RECORDS PROVIDED>
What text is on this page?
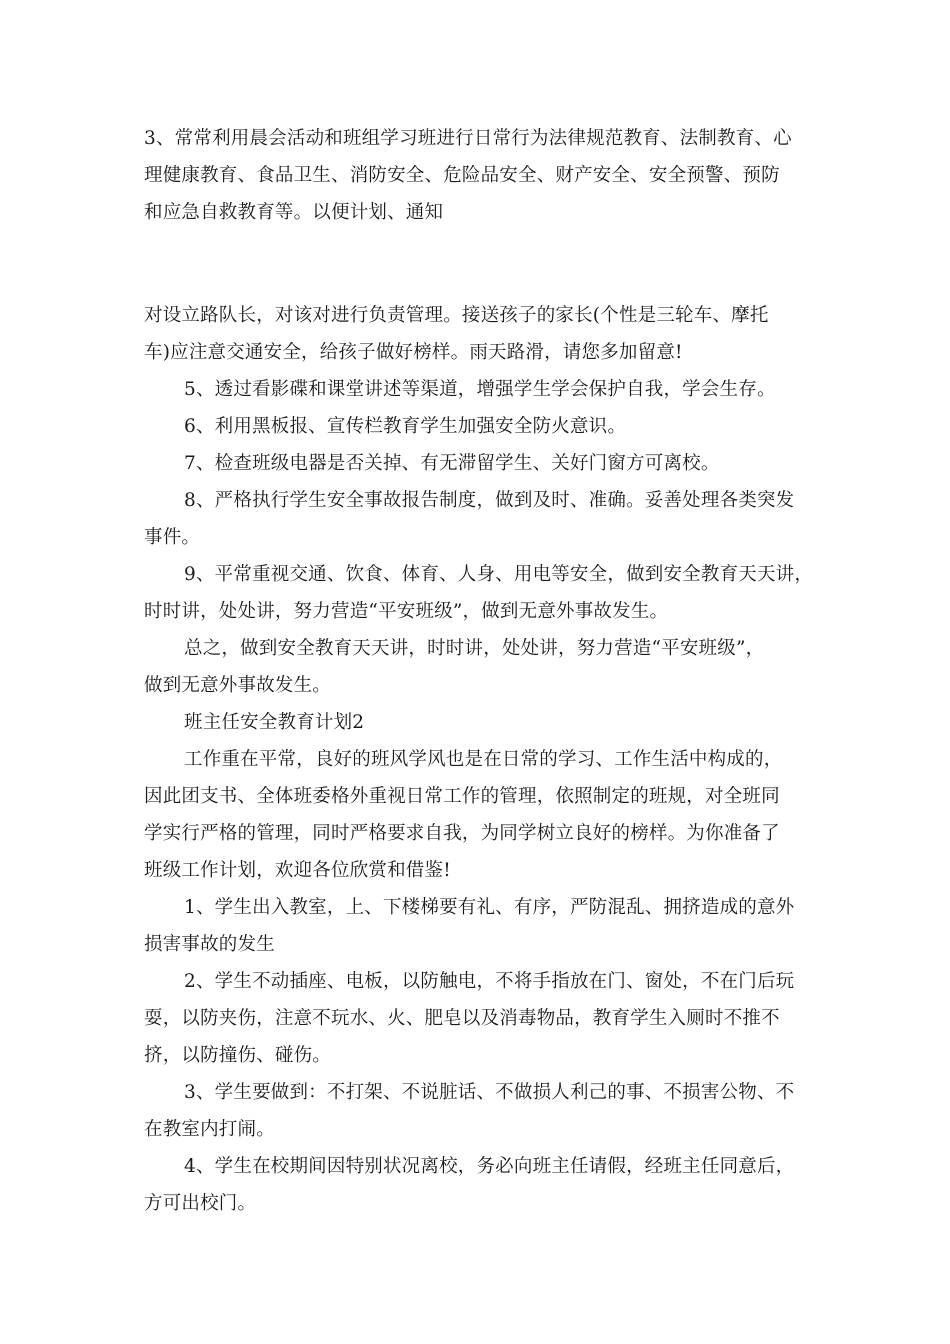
3、常常利用晨会活动和班组学习班进行日常行为法律规范教育、法制教育、心
理健康教育、食品卫生、消防安全、危险品安全、财产安全、安全预警、预防
和应急自救教育等。以便计划、通知
对设立路队长，对该对进行负责管理。接送孩子的家长(个性是三轮车、摩托
车)应注意交通安全，给孩子做好榜样。雨天路滑，请您多加留意!
5、透过看影碟和课堂讲述等渠道，增强学生学会保护自我，学会生存。
6、利用黑板报、宣传栏教育学生加强安全防火意识。
7、检查班级电器是否关掉、有无滞留学生、关好门窗方可离校。
8、严格执行学生安全事故报告制度，做到及时、准确。妥善处理各类突发
事件。
9、平常重视交通、饮食、体育、人身、用电等安全，做到安全教育天天讲，
时时讲，处处讲，努力营造“平安班级”，做到无意外事故发生。
总之，做到安全教育天天讲，时时讲，处处讲，努力营造“平安班级”，
做到无意外事故发生。
班主任安全教育计划2
工作重在平常，良好的班风学风也是在日常的学习、工作生活中构成的，
因此团支书、全体班委格外重视日常工作的管理，依照制定的班规，对全班同
学实行严格的管理，同时严格要求自我，为同学树立良好的榜样。为你准备了
班级工作计划，欢迎各位欣赏和借鉴!
1、学生出入教室，上、下楼梯要有礼、有序，严防混乱、拥挤造成的意外
损害事故的发生
2、学生不动插座、电板，以防触电，不将手指放在门、窗处，不在门后玩
耍，以防夹伤，注意不玩水、火、肥皂以及消毒物品，教育学生入厕时不推不
挤，以防撞伤、碰伤。
3、学生要做到：不打架、不说脏话、不做损人利己的事、不损害公物、不
在教室内打闹。
4、学生在校期间因特别状况离校，务必向班主任请假，经班主任同意后，
方可出校门。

REQUIRED TASK> Every record above should be transcribed exactly; the pictures stay out of the copy.

REPLY>
What text is on this page?
3、常常利用晨会活动和班组学习班进行日常行为法律规范教育、法制教育、心
理健康教育、食品卫生、消防安全、危险品安全、财产安全、安全预警、预防
和应急自救教育等。以便计划、通知
对设立路队长，对该对进行负责管理。接送孩子的家长(个性是三轮车、摩托
车)应注意交通安全，给孩子做好榜样。雨天路滑，请您多加留意!
5、透过看影碟和课堂讲述等渠道，增强学生学会保护自我，学会生存。
6、利用黑板报、宣传栏教育学生加强安全防火意识。
7、检查班级电器是否关掉、有无滞留学生、关好门窗方可离校。
8、严格执行学生安全事故报告制度，做到及时、准确。妥善处理各类突发
事件。
9、平常重视交通、饮食、体育、人身、用电等安全，做到安全教育天天讲，
时时讲，处处讲，努力营造“平安班级”，做到无意外事故发生。
总之，做到安全教育天天讲，时时讲，处处讲，努力营造“平安班级”，
做到无意外事故发生。
班主任安全教育计划2
工作重在平常，良好的班风学风也是在日常的学习、工作生活中构成的，
因此团支书、全体班委格外重视日常工作的管理，依照制定的班规，对全班同
学实行严格的管理，同时严格要求自我，为同学树立良好的榜样。为你准备了
班级工作计划，欢迎各位欣赏和借鉴!
1、学生出入教室，上、下楼梯要有礼、有序，严防混乱、拥挤造成的意外
损害事故的发生
2、学生不动插座、电板，以防触电，不将手指放在门、窗处，不在门后玩
耍，以防夹伤，注意不玩水、火、肥皂以及消毒物品，教育学生入厕时不推不
挤，以防撞伤、碰伤。
3、学生要做到：不打架、不说脏话、不做损人利己的事、不损害公物、不
在教室内打闹。
4、学生在校期间因特别状况离校，务必向班主任请假，经班主任同意后，
方可出校门。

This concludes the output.